Go through the material and tally the lines containing the string "this". Give the total alone.

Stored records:
┄┄┄┄┄┄┄┄┄┄
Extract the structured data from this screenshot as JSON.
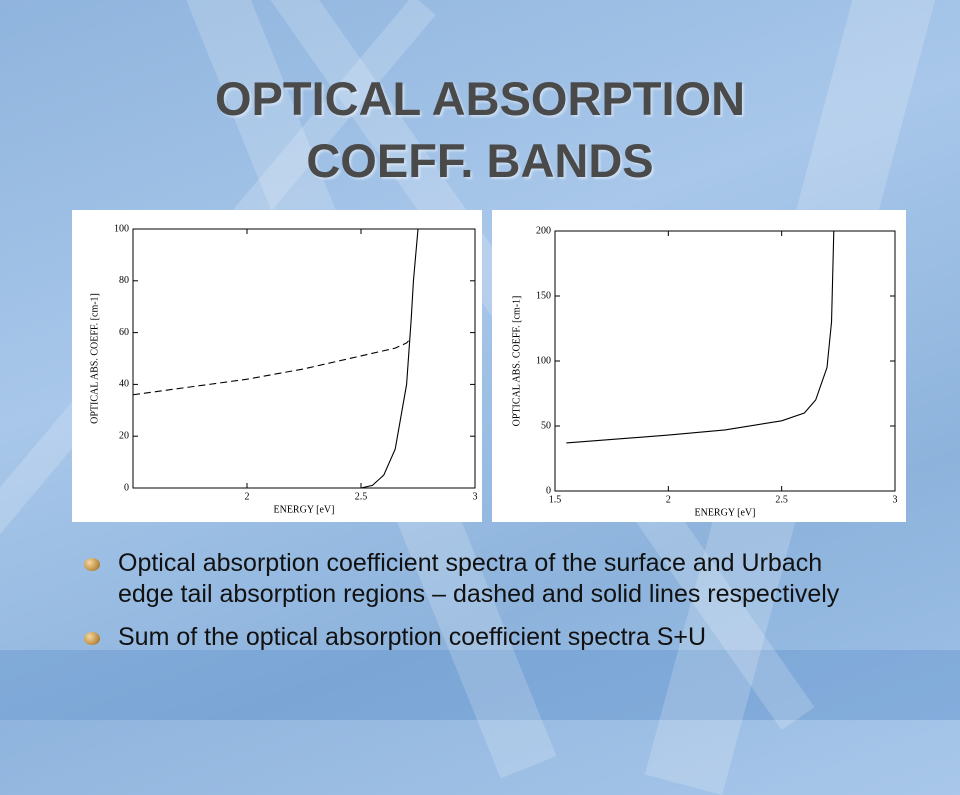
{
  "title": "OPTICAL ABSORPTION COEFF. BANDS",
  "bullets": [
    "Optical absorption coefficient spectra of the surface and Urbach edge tail absorption regions – dashed and solid lines respectively",
    "Sum of the optical absorption coefficient spectra S+U"
  ],
  "chart_data": [
    {
      "type": "line",
      "xlabel": "ENERGY [eV]",
      "ylabel": "OPTICAL ABS. COEFF. [cm-1]",
      "x": [
        1.5,
        1.75,
        2,
        2.25,
        2.5,
        2.55,
        2.6,
        2.65,
        2.7,
        2.72,
        2.73,
        2.75
      ],
      "series": [
        {
          "color": "#000000",
          "dashed": true,
          "values": [
            36,
            39,
            42,
            46,
            51,
            52,
            53,
            54,
            56,
            58,
            null,
            null
          ]
        },
        {
          "color": "#000000",
          "dashed": false,
          "values": [
            0,
            0,
            0,
            0,
            0,
            1,
            5,
            15,
            40,
            65,
            80,
            100
          ]
        }
      ],
      "xlim": [
        1.5,
        3
      ],
      "xticks": [
        2,
        2.5,
        3
      ],
      "ylim": [
        0,
        100
      ],
      "yticks": [
        0,
        20,
        40,
        60,
        80,
        100
      ]
    },
    {
      "type": "line",
      "xlabel": "ENERGY [eV]",
      "ylabel": "OPTICAL ABS. COEFF. [cm-1]",
      "x": [
        1.55,
        2,
        2.25,
        2.5,
        2.6,
        2.65,
        2.7,
        2.72,
        2.73
      ],
      "series": [
        {
          "color": "#000000",
          "dashed": false,
          "values": [
            37,
            43,
            47,
            54,
            60,
            70,
            95,
            130,
            200
          ]
        }
      ],
      "xlim": [
        1.5,
        3
      ],
      "xticks": [
        1.5,
        2,
        2.5,
        3
      ],
      "ylim": [
        0,
        200
      ],
      "yticks": [
        0,
        50,
        100,
        150,
        200
      ]
    }
  ]
}
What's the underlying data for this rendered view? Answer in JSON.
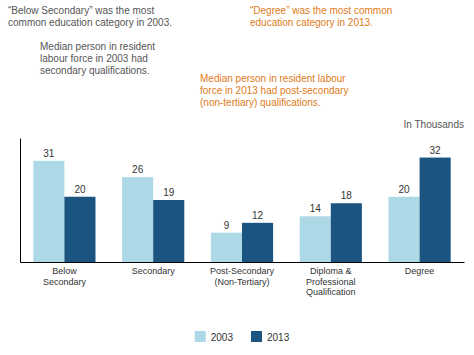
{
  "chart_data": {
    "type": "bar",
    "categories": [
      "Below\nSecondary",
      "Secondary",
      "Post-Secondary\n(Non-Tertiary)",
      "Diploma &\nProfessional\nQualification",
      "Degree"
    ],
    "series": [
      {
        "name": "2003",
        "color": "#add8e6",
        "values": [
          31,
          26,
          9,
          14,
          20
        ]
      },
      {
        "name": "2013",
        "color": "#1b5480",
        "values": [
          20,
          19,
          12,
          18,
          32
        ]
      }
    ],
    "ylim": [
      0,
      38
    ],
    "tick_labels": "x",
    "data_labels": true,
    "legend": "bottom",
    "annotations": [
      {
        "text": "“Below Secondary” was the most\ncommon education category in 2003.",
        "color": "#555555"
      },
      {
        "text": "Median person in resident\nlabour force in 2003 had\nsecondary qualifications.",
        "color": "#555555"
      },
      {
        "text": "“Degree” was the most common\neducation category in 2013.",
        "color": "#e07b20"
      },
      {
        "text": "Median person in resident labour\nforce in 2013 had post-secondary\n(non-tertiary) qualifications.",
        "color": "#e07b20"
      },
      {
        "text": "In Thousands",
        "color": "#555555"
      }
    ]
  }
}
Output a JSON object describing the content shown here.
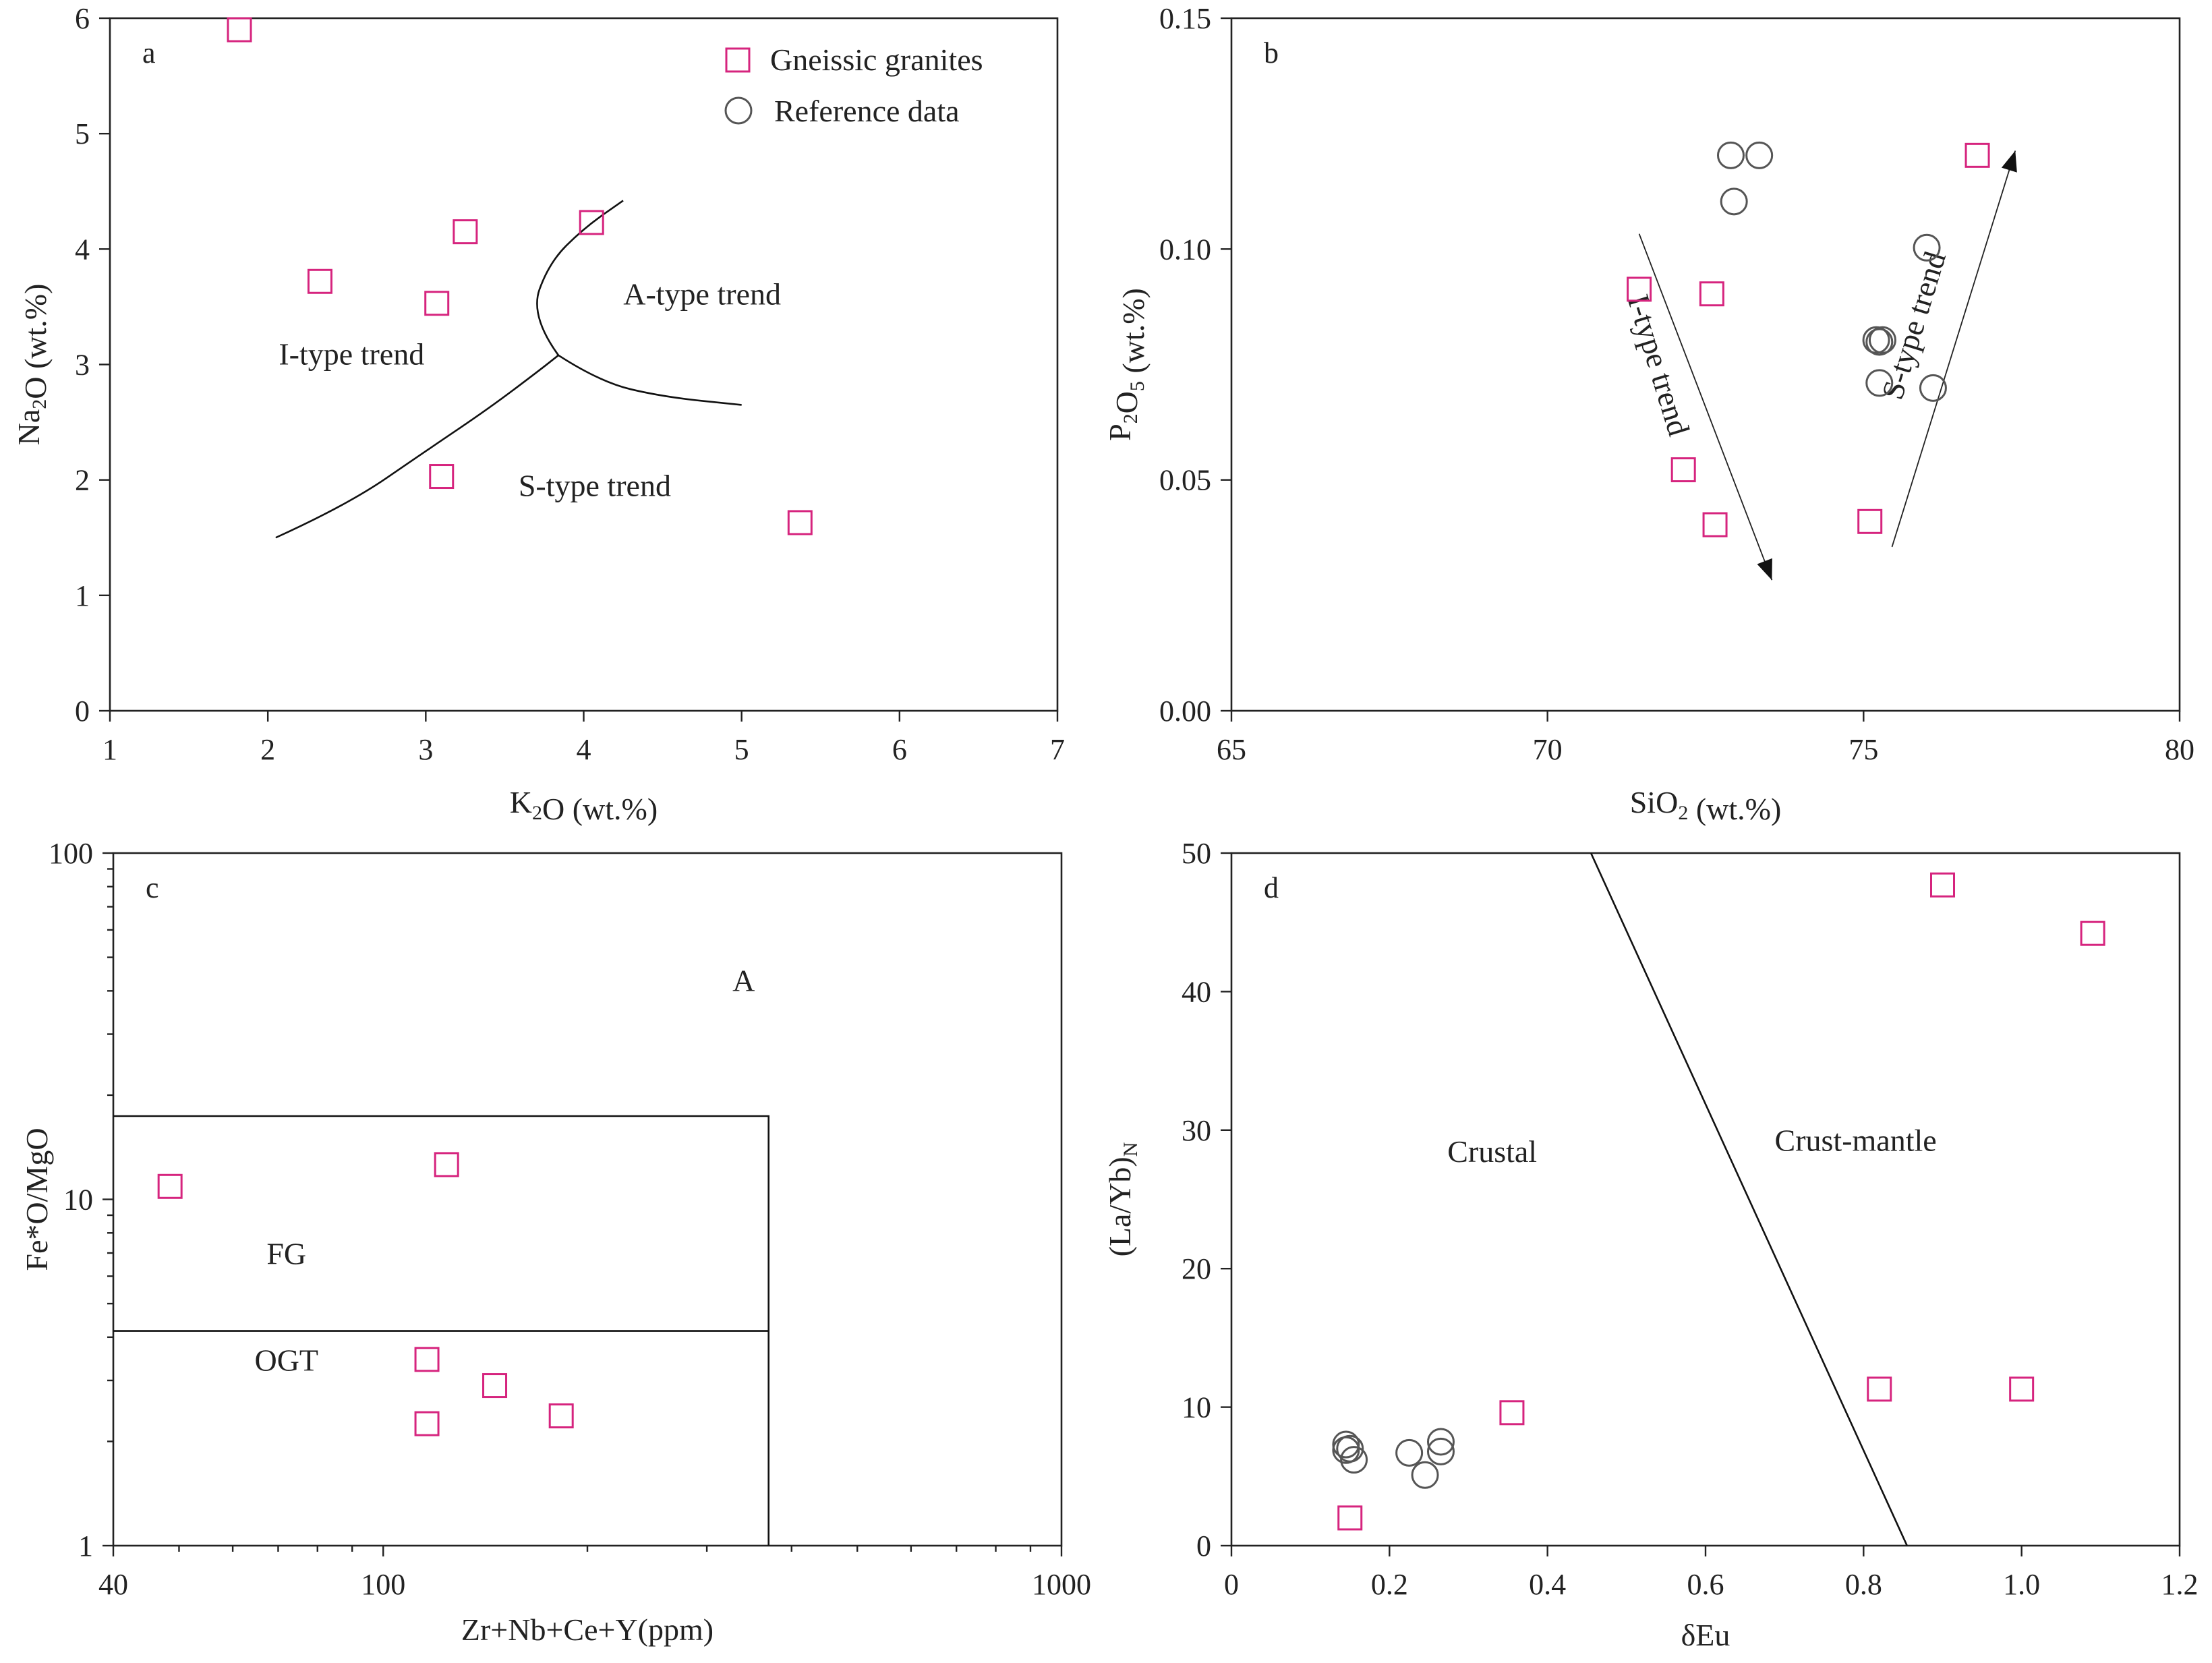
{
  "legend": {
    "gneissic": "Gneissic granites",
    "reference": "Reference data"
  },
  "colors": {
    "gneissic": "#d6247e",
    "reference": "#555555",
    "axis": "#222222"
  },
  "chart_data": [
    {
      "id": "a",
      "type": "scatter",
      "panel_letter": "a",
      "xlabel": {
        "main": "K",
        "sub": "2",
        "rest": "O (wt.%)"
      },
      "ylabel": {
        "main": "Na",
        "sub": "2",
        "rest": "O (wt.%)"
      },
      "xlim": [
        1,
        7
      ],
      "ylim": [
        0,
        6
      ],
      "xticks": [
        "1",
        "2",
        "3",
        "4",
        "5",
        "6",
        "7"
      ],
      "yticks": [
        "0",
        "1",
        "2",
        "3",
        "4",
        "5",
        "6"
      ],
      "series": [
        {
          "name": "Gneissic granites",
          "x": [
            1.82,
            2.33,
            3.07,
            3.25,
            4.05,
            3.1,
            5.37
          ],
          "y": [
            5.9,
            3.72,
            3.53,
            4.15,
            4.23,
            2.03,
            1.63
          ]
        }
      ],
      "curves": [
        [
          [
            2.05,
            1.5
          ],
          [
            2.5,
            1.78
          ],
          [
            3.0,
            2.25
          ],
          [
            3.4,
            2.62
          ],
          [
            3.72,
            2.95
          ],
          [
            3.84,
            3.08
          ]
        ],
        [
          [
            3.84,
            3.08
          ],
          [
            3.66,
            3.42
          ],
          [
            3.78,
            3.88
          ],
          [
            4.0,
            4.18
          ],
          [
            4.25,
            4.42
          ]
        ],
        [
          [
            3.84,
            3.08
          ],
          [
            4.1,
            2.85
          ],
          [
            4.5,
            2.72
          ],
          [
            5.0,
            2.65
          ]
        ]
      ],
      "labels": [
        {
          "text": "I-type trend",
          "x": 2.53,
          "y": 3.0
        },
        {
          "text": "A-type trend",
          "x": 4.75,
          "y": 3.52
        },
        {
          "text": "S-type trend",
          "x": 4.07,
          "y": 1.86
        }
      ]
    },
    {
      "id": "b",
      "type": "scatter",
      "panel_letter": "b",
      "xlabel": {
        "main": "SiO",
        "sub": "2",
        "rest": " (wt.%)"
      },
      "ylabel": {
        "main": "P",
        "sub": "2",
        "mid": "O",
        "sub2": "5",
        "rest": " (wt.%)"
      },
      "xlim": [
        65,
        80
      ],
      "ylim": [
        0,
        0.15
      ],
      "xticks": [
        "65",
        "70",
        "75",
        "80"
      ],
      "yticks": [
        "0.00",
        "0.05",
        "0.10",
        "0.15"
      ],
      "series": [
        {
          "name": "Gneissic granites",
          "x": [
            71.45,
            72.6,
            72.15,
            72.65,
            75.1,
            76.8
          ],
          "y": [
            0.0913,
            0.0903,
            0.0522,
            0.0403,
            0.041,
            0.1203
          ]
        },
        {
          "name": "Reference data",
          "x": [
            72.9,
            73.35,
            72.95,
            76.0,
            75.2,
            75.3,
            75.25,
            75.25,
            76.1
          ],
          "y": [
            0.1203,
            0.1203,
            0.1103,
            0.1003,
            0.0803,
            0.0803,
            0.0799,
            0.071,
            0.0699
          ]
        }
      ],
      "arrows": [
        {
          "from": [
            71.45,
            0.1033
          ],
          "to": [
            73.55,
            0.0283
          ]
        },
        {
          "from": [
            75.45,
            0.0355
          ],
          "to": [
            77.4,
            0.1213
          ]
        }
      ],
      "labels": [
        {
          "text": "I-type trend",
          "x": 71.6,
          "y": 0.0742,
          "rotate": 73
        },
        {
          "text": "S-type trend",
          "x": 75.95,
          "y": 0.0828,
          "rotate": -73
        }
      ]
    },
    {
      "id": "c",
      "type": "scatter",
      "panel_letter": "c",
      "xlabel": {
        "main": "Zr+Nb+Ce+Y(ppm)"
      },
      "ylabel": {
        "main": "Fe*O/MgO"
      },
      "xscale": "log",
      "yscale": "log",
      "xlim": [
        40,
        1000
      ],
      "ylim": [
        1,
        100
      ],
      "xticks": [
        {
          "v": 40,
          "label": "40"
        },
        {
          "v": 100,
          "label": "100"
        },
        {
          "v": 1000,
          "label": "1000"
        }
      ],
      "yticks": [
        {
          "v": 1,
          "label": "1"
        },
        {
          "v": 10,
          "label": "10"
        },
        {
          "v": 100,
          "label": "100"
        }
      ],
      "series": [
        {
          "name": "Gneissic granites",
          "x": [
            48.5,
            124,
            116,
            146,
            116,
            183
          ],
          "y": [
            10.9,
            12.6,
            3.45,
            2.9,
            2.25,
            2.37
          ]
        }
      ],
      "field_lines": [
        [
          [
            40,
            17.4
          ],
          [
            370,
            17.4
          ],
          [
            370,
            1
          ]
        ],
        [
          [
            40,
            4.17
          ],
          [
            370,
            4.17
          ]
        ]
      ],
      "labels": [
        {
          "text": "A",
          "x": 340,
          "y": 40
        },
        {
          "text": "FG",
          "x": 72,
          "y": 6.5
        },
        {
          "text": "OGT",
          "x": 72,
          "y": 3.2
        }
      ]
    },
    {
      "id": "d",
      "type": "scatter",
      "panel_letter": "d",
      "xlabel": {
        "main": "δEu"
      },
      "ylabel": {
        "main": "(La/Yb)",
        "sub": "N"
      },
      "xlim": [
        0,
        1.2
      ],
      "ylim": [
        0,
        50
      ],
      "xticks": [
        "0",
        "0.2",
        "0.4",
        "0.6",
        "0.8",
        "1.0",
        "1.2"
      ],
      "yticks": [
        "0",
        "10",
        "20",
        "30",
        "40",
        "50"
      ],
      "series": [
        {
          "name": "Gneissic granites",
          "x": [
            0.15,
            0.355,
            0.82,
            0.9,
            1.0,
            1.09
          ],
          "y": [
            2.0,
            9.6,
            11.3,
            47.7,
            11.3,
            44.2
          ]
        },
        {
          "name": "Reference data",
          "x": [
            0.145,
            0.15,
            0.145,
            0.155,
            0.225,
            0.245,
            0.265,
            0.265
          ],
          "y": [
            7.3,
            7.0,
            6.9,
            6.2,
            6.7,
            5.1,
            6.8,
            7.5
          ]
        }
      ],
      "field_lines": [
        [
          [
            0.455,
            50
          ],
          [
            0.855,
            0
          ]
        ]
      ],
      "labels": [
        {
          "text": "Crustal",
          "x": 0.33,
          "y": 27.7
        },
        {
          "text": "Crust-mantle",
          "x": 0.79,
          "y": 28.5
        }
      ]
    }
  ]
}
┄┄┄┄┄┄┄┄┄┄
Correct response:
2